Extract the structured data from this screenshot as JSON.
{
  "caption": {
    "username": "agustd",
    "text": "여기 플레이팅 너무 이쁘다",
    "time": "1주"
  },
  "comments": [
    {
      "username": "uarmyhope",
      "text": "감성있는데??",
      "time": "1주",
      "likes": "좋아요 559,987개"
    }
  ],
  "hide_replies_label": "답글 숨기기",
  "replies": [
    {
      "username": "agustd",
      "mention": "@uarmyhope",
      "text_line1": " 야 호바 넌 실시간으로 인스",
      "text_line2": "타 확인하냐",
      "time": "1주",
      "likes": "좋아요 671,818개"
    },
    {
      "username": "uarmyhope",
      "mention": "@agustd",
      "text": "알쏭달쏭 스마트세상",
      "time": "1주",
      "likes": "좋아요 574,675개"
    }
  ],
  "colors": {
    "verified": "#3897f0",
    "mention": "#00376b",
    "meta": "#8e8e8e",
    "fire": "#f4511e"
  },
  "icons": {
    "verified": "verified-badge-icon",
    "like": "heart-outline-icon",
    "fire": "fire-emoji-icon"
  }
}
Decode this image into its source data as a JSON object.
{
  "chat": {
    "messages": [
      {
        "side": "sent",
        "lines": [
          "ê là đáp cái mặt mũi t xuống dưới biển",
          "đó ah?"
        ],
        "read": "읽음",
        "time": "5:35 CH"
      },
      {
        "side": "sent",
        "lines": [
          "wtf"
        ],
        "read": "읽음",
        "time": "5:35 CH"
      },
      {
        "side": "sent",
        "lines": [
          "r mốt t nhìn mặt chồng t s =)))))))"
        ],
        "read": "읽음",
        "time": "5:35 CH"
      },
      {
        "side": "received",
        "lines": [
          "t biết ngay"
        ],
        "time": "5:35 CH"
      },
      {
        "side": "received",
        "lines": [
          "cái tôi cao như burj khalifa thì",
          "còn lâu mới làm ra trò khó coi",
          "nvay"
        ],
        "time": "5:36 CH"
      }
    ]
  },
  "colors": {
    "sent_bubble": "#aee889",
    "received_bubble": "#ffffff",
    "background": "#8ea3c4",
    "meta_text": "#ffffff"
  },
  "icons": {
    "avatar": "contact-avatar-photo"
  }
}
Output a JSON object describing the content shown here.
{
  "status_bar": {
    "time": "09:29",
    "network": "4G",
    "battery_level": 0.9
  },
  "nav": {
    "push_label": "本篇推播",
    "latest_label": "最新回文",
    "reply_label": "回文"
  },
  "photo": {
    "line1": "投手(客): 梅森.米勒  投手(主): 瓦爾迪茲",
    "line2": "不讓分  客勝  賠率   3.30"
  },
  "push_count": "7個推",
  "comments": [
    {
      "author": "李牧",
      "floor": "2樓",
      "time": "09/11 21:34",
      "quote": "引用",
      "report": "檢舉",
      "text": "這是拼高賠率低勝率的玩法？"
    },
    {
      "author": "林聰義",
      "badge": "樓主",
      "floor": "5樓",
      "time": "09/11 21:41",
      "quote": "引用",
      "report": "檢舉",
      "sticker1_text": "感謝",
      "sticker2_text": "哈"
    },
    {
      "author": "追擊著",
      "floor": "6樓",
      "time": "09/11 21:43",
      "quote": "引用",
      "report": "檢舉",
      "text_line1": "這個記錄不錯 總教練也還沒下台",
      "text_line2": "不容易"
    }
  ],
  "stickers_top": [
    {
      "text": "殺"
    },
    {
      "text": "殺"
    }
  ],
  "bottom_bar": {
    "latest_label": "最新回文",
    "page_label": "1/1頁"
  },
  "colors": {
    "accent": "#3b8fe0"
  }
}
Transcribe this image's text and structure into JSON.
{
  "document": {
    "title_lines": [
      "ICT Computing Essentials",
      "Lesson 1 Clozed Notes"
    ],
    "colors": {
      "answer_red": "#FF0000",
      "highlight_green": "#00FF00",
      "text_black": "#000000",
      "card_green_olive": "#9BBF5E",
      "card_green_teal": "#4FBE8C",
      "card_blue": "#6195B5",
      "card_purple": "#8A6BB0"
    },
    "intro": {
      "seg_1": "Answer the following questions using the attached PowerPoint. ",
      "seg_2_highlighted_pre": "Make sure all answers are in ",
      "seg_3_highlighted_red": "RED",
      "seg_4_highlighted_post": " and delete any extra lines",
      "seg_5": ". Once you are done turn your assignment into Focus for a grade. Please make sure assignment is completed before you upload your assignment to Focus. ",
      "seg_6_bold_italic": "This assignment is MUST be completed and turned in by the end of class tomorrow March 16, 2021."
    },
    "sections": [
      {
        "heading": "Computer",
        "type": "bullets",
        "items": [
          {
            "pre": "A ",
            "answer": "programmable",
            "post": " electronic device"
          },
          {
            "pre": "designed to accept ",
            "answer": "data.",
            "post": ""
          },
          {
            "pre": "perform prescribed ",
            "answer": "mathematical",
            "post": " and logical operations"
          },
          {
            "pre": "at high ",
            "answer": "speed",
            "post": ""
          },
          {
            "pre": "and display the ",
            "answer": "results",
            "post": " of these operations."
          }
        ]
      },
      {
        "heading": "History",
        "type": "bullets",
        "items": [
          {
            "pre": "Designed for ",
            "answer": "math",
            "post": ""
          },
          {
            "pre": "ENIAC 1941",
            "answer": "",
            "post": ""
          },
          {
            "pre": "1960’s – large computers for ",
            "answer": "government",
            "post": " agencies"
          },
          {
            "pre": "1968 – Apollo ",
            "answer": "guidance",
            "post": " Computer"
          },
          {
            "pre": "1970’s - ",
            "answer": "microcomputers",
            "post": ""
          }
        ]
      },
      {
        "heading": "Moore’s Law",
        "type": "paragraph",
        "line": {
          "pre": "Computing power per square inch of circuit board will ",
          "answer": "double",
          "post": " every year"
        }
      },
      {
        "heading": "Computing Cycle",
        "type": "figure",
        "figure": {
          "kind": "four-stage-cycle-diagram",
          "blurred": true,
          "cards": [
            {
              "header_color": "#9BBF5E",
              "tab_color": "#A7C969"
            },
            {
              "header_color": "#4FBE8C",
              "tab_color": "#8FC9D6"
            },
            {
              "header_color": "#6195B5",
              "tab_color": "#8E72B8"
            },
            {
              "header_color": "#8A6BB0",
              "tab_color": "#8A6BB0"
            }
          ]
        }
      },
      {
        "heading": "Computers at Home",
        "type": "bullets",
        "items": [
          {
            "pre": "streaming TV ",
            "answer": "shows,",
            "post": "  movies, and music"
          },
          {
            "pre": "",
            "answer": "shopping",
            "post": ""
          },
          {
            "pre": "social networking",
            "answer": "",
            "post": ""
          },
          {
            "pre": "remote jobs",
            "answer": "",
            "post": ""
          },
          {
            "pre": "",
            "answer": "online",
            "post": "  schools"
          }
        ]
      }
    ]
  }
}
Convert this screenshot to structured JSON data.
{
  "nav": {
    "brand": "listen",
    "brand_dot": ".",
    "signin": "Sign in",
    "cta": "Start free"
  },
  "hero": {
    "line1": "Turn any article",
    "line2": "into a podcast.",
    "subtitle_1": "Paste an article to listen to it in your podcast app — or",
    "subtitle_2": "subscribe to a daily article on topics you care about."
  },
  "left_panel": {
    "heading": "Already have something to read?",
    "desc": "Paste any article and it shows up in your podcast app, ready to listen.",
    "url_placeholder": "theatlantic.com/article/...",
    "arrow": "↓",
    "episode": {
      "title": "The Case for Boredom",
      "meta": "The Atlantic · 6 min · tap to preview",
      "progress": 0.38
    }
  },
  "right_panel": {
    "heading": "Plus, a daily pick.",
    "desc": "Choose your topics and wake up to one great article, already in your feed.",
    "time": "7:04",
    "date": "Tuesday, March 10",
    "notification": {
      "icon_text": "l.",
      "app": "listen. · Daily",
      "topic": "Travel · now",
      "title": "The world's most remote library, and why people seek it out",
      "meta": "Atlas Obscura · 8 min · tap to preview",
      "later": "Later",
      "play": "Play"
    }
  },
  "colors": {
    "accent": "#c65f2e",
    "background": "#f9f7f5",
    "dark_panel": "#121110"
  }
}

▶ _EXERCISE OBJECTIVE_
Across the entries, how many lines contain "likes"? Reply with the number only.

▶ _OUTPUT OF THE TASK_
3